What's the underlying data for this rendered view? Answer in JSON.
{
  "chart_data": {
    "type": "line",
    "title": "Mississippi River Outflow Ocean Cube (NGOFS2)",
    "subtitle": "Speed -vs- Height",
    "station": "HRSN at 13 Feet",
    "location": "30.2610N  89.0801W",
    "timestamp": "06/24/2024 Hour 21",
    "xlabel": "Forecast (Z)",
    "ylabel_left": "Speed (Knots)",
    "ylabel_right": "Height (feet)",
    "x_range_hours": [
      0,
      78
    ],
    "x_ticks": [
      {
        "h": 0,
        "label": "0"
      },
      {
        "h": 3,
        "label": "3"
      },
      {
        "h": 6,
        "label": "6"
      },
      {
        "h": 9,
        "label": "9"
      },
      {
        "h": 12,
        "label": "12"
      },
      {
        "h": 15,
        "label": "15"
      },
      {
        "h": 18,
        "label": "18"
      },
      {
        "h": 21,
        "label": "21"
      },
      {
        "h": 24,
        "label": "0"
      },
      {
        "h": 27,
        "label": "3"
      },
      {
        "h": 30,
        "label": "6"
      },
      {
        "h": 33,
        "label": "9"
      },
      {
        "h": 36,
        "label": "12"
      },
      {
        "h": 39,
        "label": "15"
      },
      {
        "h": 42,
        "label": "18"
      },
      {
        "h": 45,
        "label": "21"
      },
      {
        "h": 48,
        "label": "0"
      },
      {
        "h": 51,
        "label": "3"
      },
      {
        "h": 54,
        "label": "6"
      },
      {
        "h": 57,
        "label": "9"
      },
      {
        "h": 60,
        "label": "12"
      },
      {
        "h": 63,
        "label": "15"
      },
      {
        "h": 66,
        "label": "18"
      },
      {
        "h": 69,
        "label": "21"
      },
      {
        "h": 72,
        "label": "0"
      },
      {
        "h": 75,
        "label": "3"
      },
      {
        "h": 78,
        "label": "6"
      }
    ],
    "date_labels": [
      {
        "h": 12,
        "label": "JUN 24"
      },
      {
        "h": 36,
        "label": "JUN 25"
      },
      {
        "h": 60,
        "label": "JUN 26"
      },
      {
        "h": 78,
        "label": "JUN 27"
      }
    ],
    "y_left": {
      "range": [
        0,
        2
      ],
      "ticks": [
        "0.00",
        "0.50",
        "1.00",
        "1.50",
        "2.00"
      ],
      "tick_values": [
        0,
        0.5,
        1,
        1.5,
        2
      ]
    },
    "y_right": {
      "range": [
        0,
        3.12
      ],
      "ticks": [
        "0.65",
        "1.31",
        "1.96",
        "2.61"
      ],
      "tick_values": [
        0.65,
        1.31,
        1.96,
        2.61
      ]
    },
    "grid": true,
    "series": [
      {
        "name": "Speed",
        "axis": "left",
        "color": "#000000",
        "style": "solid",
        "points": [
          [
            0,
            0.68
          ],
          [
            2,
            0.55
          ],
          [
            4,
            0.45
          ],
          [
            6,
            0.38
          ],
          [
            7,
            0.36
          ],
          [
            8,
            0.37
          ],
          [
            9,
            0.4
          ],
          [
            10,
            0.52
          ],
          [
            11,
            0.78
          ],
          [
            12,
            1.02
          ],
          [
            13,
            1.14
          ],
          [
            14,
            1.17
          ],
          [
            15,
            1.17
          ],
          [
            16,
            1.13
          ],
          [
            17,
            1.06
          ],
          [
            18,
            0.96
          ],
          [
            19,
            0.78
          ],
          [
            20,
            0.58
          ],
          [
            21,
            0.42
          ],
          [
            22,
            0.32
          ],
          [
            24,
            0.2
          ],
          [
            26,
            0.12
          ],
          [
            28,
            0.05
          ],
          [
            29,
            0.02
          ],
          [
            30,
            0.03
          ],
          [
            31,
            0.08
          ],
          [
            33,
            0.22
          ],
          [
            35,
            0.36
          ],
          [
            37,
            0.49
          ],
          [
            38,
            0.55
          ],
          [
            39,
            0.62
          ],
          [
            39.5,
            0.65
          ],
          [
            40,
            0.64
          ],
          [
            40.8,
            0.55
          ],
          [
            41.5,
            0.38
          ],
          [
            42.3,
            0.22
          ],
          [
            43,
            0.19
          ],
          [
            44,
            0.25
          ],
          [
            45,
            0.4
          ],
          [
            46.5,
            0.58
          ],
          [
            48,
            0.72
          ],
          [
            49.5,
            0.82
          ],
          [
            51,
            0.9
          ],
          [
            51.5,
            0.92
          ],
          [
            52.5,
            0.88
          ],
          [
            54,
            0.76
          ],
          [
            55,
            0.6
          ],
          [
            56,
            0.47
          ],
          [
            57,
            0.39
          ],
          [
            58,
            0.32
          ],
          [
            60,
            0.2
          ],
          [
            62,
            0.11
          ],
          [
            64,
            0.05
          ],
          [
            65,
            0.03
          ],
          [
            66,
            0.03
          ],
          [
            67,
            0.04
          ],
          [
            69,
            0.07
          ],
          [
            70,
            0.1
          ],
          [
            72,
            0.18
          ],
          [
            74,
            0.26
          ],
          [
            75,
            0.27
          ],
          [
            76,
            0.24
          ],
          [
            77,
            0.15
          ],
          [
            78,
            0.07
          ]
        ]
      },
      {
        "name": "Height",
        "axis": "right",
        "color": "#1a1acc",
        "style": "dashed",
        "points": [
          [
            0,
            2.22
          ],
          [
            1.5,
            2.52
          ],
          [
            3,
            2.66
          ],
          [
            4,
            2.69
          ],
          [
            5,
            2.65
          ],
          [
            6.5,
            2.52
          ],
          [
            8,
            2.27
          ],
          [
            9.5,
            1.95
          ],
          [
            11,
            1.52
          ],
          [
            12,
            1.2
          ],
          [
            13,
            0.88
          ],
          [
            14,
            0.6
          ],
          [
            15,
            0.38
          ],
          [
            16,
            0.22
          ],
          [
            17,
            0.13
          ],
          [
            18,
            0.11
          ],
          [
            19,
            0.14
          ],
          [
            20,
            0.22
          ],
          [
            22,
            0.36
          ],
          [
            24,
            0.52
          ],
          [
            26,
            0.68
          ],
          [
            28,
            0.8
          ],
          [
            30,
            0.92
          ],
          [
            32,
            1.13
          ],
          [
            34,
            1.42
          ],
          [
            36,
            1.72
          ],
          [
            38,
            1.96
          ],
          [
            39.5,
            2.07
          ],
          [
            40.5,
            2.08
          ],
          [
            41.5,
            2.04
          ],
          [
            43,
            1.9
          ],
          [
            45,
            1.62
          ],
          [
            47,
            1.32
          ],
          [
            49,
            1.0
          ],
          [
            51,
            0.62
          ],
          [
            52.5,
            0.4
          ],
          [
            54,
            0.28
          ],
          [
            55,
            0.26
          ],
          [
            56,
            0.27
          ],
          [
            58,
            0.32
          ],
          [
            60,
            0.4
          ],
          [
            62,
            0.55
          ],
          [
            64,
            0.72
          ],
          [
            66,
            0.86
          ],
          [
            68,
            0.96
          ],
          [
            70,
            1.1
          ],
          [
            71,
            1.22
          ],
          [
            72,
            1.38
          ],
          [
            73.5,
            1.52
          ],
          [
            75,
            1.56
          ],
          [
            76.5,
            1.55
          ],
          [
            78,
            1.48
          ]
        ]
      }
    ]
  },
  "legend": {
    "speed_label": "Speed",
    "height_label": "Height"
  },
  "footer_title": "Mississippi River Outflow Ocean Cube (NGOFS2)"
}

────────

* STATED TASK *
Exactly as shown, repeat every record.

* THE OUTPUT *
What's the underlying data for this rendered view? Answer in JSON.
{
  "chart_data": {
    "type": "line",
    "title": "Mississippi River Outflow Ocean Cube (NGOFS2)",
    "subtitle": "Speed -vs- Height",
    "station": "HRSN at 13 Feet",
    "location": "30.2610N  89.0801W",
    "timestamp": "06/24/2024 Hour 21",
    "xlabel": "Forecast (Z)",
    "ylabel_left": "Speed (Knots)",
    "ylabel_right": "Height (feet)",
    "x_range_hours": [
      0,
      78
    ],
    "x_ticks": [
      {
        "h": 0,
        "label": "0"
      },
      {
        "h": 3,
        "label": "3"
      },
      {
        "h": 6,
        "label": "6"
      },
      {
        "h": 9,
        "label": "9"
      },
      {
        "h": 12,
        "label": "12"
      },
      {
        "h": 15,
        "label": "15"
      },
      {
        "h": 18,
        "label": "18"
      },
      {
        "h": 21,
        "label": "21"
      },
      {
        "h": 24,
        "label": "0"
      },
      {
        "h": 27,
        "label": "3"
      },
      {
        "h": 30,
        "label": "6"
      },
      {
        "h": 33,
        "label": "9"
      },
      {
        "h": 36,
        "label": "12"
      },
      {
        "h": 39,
        "label": "15"
      },
      {
        "h": 42,
        "label": "18"
      },
      {
        "h": 45,
        "label": "21"
      },
      {
        "h": 48,
        "label": "0"
      },
      {
        "h": 51,
        "label": "3"
      },
      {
        "h": 54,
        "label": "6"
      },
      {
        "h": 57,
        "label": "9"
      },
      {
        "h": 60,
        "label": "12"
      },
      {
        "h": 63,
        "label": "15"
      },
      {
        "h": 66,
        "label": "18"
      },
      {
        "h": 69,
        "label": "21"
      },
      {
        "h": 72,
        "label": "0"
      },
      {
        "h": 75,
        "label": "3"
      },
      {
        "h": 78,
        "label": "6"
      }
    ],
    "date_labels": [
      {
        "h": 12,
        "label": "JUN 24"
      },
      {
        "h": 36,
        "label": "JUN 25"
      },
      {
        "h": 60,
        "label": "JUN 26"
      },
      {
        "h": 78,
        "label": "JUN 27"
      }
    ],
    "y_left": {
      "range": [
        0,
        2
      ],
      "ticks": [
        "0.00",
        "0.50",
        "1.00",
        "1.50",
        "2.00"
      ],
      "tick_values": [
        0,
        0.5,
        1,
        1.5,
        2
      ]
    },
    "y_right": {
      "range": [
        0,
        3.12
      ],
      "ticks": [
        "0.65",
        "1.31",
        "1.96",
        "2.61"
      ],
      "tick_values": [
        0.65,
        1.31,
        1.96,
        2.61
      ]
    },
    "grid": true,
    "series": [
      {
        "name": "Speed",
        "axis": "left",
        "color": "#000000",
        "style": "solid",
        "points": [
          [
            0,
            0.68
          ],
          [
            2,
            0.55
          ],
          [
            4,
            0.45
          ],
          [
            6,
            0.38
          ],
          [
            7,
            0.36
          ],
          [
            8,
            0.37
          ],
          [
            9,
            0.4
          ],
          [
            10,
            0.52
          ],
          [
            11,
            0.78
          ],
          [
            12,
            1.02
          ],
          [
            13,
            1.14
          ],
          [
            14,
            1.17
          ],
          [
            15,
            1.17
          ],
          [
            16,
            1.13
          ],
          [
            17,
            1.06
          ],
          [
            18,
            0.96
          ],
          [
            19,
            0.78
          ],
          [
            20,
            0.58
          ],
          [
            21,
            0.42
          ],
          [
            22,
            0.32
          ],
          [
            24,
            0.2
          ],
          [
            26,
            0.12
          ],
          [
            28,
            0.05
          ],
          [
            29,
            0.02
          ],
          [
            30,
            0.03
          ],
          [
            31,
            0.08
          ],
          [
            33,
            0.22
          ],
          [
            35,
            0.36
          ],
          [
            37,
            0.49
          ],
          [
            38,
            0.55
          ],
          [
            39,
            0.62
          ],
          [
            39.5,
            0.65
          ],
          [
            40,
            0.64
          ],
          [
            40.8,
            0.55
          ],
          [
            41.5,
            0.38
          ],
          [
            42.3,
            0.22
          ],
          [
            43,
            0.19
          ],
          [
            44,
            0.25
          ],
          [
            45,
            0.4
          ],
          [
            46.5,
            0.58
          ],
          [
            48,
            0.72
          ],
          [
            49.5,
            0.82
          ],
          [
            51,
            0.9
          ],
          [
            51.5,
            0.92
          ],
          [
            52.5,
            0.88
          ],
          [
            54,
            0.76
          ],
          [
            55,
            0.6
          ],
          [
            56,
            0.47
          ],
          [
            57,
            0.39
          ],
          [
            58,
            0.32
          ],
          [
            60,
            0.2
          ],
          [
            62,
            0.11
          ],
          [
            64,
            0.05
          ],
          [
            65,
            0.03
          ],
          [
            66,
            0.03
          ],
          [
            67,
            0.04
          ],
          [
            69,
            0.07
          ],
          [
            70,
            0.1
          ],
          [
            72,
            0.18
          ],
          [
            74,
            0.26
          ],
          [
            75,
            0.27
          ],
          [
            76,
            0.24
          ],
          [
            77,
            0.15
          ],
          [
            78,
            0.07
          ]
        ]
      },
      {
        "name": "Height",
        "axis": "right",
        "color": "#1a1acc",
        "style": "dashed",
        "points": [
          [
            0,
            2.22
          ],
          [
            1.5,
            2.52
          ],
          [
            3,
            2.66
          ],
          [
            4,
            2.69
          ],
          [
            5,
            2.65
          ],
          [
            6.5,
            2.52
          ],
          [
            8,
            2.27
          ],
          [
            9.5,
            1.95
          ],
          [
            11,
            1.52
          ],
          [
            12,
            1.2
          ],
          [
            13,
            0.88
          ],
          [
            14,
            0.6
          ],
          [
            15,
            0.38
          ],
          [
            16,
            0.22
          ],
          [
            17,
            0.13
          ],
          [
            18,
            0.11
          ],
          [
            19,
            0.14
          ],
          [
            20,
            0.22
          ],
          [
            22,
            0.36
          ],
          [
            24,
            0.52
          ],
          [
            26,
            0.68
          ],
          [
            28,
            0.8
          ],
          [
            30,
            0.92
          ],
          [
            32,
            1.13
          ],
          [
            34,
            1.42
          ],
          [
            36,
            1.72
          ],
          [
            38,
            1.96
          ],
          [
            39.5,
            2.07
          ],
          [
            40.5,
            2.08
          ],
          [
            41.5,
            2.04
          ],
          [
            43,
            1.9
          ],
          [
            45,
            1.62
          ],
          [
            47,
            1.32
          ],
          [
            49,
            1.0
          ],
          [
            51,
            0.62
          ],
          [
            52.5,
            0.4
          ],
          [
            54,
            0.28
          ],
          [
            55,
            0.26
          ],
          [
            56,
            0.27
          ],
          [
            58,
            0.32
          ],
          [
            60,
            0.4
          ],
          [
            62,
            0.55
          ],
          [
            64,
            0.72
          ],
          [
            66,
            0.86
          ],
          [
            68,
            0.96
          ],
          [
            70,
            1.1
          ],
          [
            71,
            1.22
          ],
          [
            72,
            1.38
          ],
          [
            73.5,
            1.52
          ],
          [
            75,
            1.56
          ],
          [
            76.5,
            1.55
          ],
          [
            78,
            1.48
          ]
        ]
      }
    ]
  },
  "legend": {
    "speed_label": "Speed",
    "height_label": "Height"
  },
  "footer_title": "Mississippi River Outflow Ocean Cube (NGOFS2)"
}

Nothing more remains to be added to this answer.